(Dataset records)
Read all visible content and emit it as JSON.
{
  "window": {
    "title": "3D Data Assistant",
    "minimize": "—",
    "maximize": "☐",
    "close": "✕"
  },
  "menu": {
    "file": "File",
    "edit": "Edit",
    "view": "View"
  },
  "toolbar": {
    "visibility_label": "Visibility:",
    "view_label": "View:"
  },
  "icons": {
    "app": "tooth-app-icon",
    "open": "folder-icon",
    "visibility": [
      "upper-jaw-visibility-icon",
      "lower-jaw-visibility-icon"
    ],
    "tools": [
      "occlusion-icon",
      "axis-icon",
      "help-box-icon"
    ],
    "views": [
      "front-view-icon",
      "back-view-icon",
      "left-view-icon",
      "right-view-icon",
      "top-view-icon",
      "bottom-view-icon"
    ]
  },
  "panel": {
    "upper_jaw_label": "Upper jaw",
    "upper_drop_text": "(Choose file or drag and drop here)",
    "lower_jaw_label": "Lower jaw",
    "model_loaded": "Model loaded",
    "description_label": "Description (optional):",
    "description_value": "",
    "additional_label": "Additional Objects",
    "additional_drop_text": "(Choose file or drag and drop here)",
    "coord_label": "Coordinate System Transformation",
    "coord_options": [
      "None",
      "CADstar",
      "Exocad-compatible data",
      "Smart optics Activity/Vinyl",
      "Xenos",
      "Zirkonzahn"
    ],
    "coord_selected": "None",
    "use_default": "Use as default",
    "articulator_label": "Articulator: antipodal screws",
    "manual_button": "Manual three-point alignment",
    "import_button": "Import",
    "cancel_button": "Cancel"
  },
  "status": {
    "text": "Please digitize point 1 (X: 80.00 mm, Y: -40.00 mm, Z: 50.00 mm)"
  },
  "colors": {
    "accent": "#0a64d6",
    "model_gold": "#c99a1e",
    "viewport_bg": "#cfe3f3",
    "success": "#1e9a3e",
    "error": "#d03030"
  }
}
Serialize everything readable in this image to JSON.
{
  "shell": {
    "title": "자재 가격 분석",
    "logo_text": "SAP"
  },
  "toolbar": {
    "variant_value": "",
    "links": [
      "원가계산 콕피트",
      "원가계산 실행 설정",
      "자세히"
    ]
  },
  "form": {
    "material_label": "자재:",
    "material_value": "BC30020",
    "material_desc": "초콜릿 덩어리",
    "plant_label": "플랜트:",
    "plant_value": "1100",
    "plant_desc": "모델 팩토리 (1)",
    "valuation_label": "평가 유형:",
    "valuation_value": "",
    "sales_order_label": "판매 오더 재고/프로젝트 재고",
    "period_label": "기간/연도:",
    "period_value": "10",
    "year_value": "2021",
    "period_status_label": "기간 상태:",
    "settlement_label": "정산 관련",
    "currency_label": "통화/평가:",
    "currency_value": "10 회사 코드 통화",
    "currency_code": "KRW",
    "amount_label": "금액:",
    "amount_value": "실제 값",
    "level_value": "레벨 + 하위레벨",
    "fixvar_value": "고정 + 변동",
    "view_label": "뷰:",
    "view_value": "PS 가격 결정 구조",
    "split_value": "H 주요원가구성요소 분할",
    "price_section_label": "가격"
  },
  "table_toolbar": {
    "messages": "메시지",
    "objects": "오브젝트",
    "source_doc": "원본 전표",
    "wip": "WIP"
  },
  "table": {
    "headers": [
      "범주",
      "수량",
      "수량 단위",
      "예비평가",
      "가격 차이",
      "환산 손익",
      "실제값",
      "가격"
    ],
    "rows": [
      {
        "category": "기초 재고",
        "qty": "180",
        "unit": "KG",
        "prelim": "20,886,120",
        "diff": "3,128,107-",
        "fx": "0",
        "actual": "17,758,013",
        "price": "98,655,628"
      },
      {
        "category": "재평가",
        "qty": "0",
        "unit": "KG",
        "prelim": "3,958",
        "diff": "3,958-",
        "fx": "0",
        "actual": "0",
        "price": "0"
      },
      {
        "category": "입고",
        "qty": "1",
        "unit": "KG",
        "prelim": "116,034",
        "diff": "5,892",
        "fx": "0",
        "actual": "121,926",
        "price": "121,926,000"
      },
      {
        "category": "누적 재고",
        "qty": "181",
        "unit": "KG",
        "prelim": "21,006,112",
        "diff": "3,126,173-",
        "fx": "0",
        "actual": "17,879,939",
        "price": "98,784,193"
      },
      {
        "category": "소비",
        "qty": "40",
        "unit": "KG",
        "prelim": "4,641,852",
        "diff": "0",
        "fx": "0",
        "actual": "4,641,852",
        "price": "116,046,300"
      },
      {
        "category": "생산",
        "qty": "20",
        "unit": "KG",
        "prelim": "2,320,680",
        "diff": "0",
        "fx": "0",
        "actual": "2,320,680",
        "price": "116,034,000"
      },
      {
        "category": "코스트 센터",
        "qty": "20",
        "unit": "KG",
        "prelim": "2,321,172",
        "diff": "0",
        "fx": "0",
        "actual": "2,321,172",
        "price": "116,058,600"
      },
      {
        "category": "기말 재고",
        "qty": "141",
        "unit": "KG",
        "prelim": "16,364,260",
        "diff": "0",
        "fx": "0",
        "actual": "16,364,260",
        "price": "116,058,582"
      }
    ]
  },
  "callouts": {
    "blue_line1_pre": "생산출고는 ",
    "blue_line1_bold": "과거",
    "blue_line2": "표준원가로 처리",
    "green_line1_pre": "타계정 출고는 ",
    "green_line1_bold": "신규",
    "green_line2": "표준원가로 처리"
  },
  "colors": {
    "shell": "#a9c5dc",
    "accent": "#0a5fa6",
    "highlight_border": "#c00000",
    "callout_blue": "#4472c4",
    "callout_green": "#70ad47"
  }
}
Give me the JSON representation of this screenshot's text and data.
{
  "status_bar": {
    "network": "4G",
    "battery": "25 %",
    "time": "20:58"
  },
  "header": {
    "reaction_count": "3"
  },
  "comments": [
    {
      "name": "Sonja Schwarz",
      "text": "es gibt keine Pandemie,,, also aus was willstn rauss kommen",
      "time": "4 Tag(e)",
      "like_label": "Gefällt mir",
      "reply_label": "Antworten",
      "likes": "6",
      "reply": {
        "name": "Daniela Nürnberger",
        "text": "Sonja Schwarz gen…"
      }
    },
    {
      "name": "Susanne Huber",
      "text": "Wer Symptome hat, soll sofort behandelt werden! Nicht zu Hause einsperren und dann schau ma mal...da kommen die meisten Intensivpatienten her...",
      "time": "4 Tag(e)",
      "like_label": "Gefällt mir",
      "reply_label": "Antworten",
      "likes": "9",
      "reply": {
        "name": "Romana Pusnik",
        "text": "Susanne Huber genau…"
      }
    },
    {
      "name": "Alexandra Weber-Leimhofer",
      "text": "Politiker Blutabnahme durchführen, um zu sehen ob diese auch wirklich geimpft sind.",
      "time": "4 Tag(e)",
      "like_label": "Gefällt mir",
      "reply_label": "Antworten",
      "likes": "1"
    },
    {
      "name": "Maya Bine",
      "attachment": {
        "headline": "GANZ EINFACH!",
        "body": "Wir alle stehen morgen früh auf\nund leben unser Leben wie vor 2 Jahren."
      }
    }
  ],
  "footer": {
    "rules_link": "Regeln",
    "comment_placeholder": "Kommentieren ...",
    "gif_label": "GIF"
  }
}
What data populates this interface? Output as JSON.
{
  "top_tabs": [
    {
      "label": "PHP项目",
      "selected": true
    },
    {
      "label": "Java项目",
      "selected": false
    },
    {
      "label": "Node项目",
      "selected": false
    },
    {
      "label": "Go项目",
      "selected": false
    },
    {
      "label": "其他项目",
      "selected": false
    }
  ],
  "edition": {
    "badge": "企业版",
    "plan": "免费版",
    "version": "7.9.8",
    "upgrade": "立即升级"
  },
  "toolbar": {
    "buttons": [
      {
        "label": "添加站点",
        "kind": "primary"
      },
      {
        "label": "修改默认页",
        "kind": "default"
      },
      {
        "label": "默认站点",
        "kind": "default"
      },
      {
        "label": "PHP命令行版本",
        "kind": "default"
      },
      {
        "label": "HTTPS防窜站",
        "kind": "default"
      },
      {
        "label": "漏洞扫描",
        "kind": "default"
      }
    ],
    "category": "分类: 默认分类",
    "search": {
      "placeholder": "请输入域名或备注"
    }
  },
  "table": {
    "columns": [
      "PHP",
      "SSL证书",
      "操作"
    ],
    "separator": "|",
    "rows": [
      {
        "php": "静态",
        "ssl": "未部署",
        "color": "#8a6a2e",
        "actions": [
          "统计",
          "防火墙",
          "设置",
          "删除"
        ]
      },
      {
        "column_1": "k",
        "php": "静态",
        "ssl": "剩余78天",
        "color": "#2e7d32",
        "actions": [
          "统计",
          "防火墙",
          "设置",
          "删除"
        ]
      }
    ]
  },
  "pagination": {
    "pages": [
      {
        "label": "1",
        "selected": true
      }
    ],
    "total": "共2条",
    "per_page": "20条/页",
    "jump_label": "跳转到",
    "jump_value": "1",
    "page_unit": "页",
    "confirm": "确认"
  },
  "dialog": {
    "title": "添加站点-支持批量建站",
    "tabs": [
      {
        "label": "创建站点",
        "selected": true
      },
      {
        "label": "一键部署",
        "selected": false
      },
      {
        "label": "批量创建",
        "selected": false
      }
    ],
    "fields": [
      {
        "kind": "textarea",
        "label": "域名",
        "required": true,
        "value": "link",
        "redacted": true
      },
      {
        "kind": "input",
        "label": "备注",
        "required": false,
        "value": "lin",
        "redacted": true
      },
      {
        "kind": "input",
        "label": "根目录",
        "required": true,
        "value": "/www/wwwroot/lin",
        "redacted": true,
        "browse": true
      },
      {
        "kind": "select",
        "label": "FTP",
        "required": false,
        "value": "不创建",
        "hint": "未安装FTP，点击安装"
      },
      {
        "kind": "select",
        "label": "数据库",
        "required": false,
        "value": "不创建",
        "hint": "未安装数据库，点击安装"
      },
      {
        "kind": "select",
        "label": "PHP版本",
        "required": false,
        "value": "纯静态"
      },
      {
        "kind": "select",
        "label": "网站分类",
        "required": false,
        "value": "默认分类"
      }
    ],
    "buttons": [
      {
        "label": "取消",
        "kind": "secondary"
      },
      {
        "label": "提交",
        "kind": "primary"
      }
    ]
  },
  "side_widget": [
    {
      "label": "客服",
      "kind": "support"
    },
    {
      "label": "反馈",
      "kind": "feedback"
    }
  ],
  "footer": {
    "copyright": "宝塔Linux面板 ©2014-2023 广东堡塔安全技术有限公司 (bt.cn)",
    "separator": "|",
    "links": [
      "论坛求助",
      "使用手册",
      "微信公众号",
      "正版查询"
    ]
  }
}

* _TASK DETAILS_
Find the lines holding "Susanne" and list every one.

* _EXERCISE ANSWER_
      "name": "Susanne Huber",
        "text": "Susanne Huber genau…"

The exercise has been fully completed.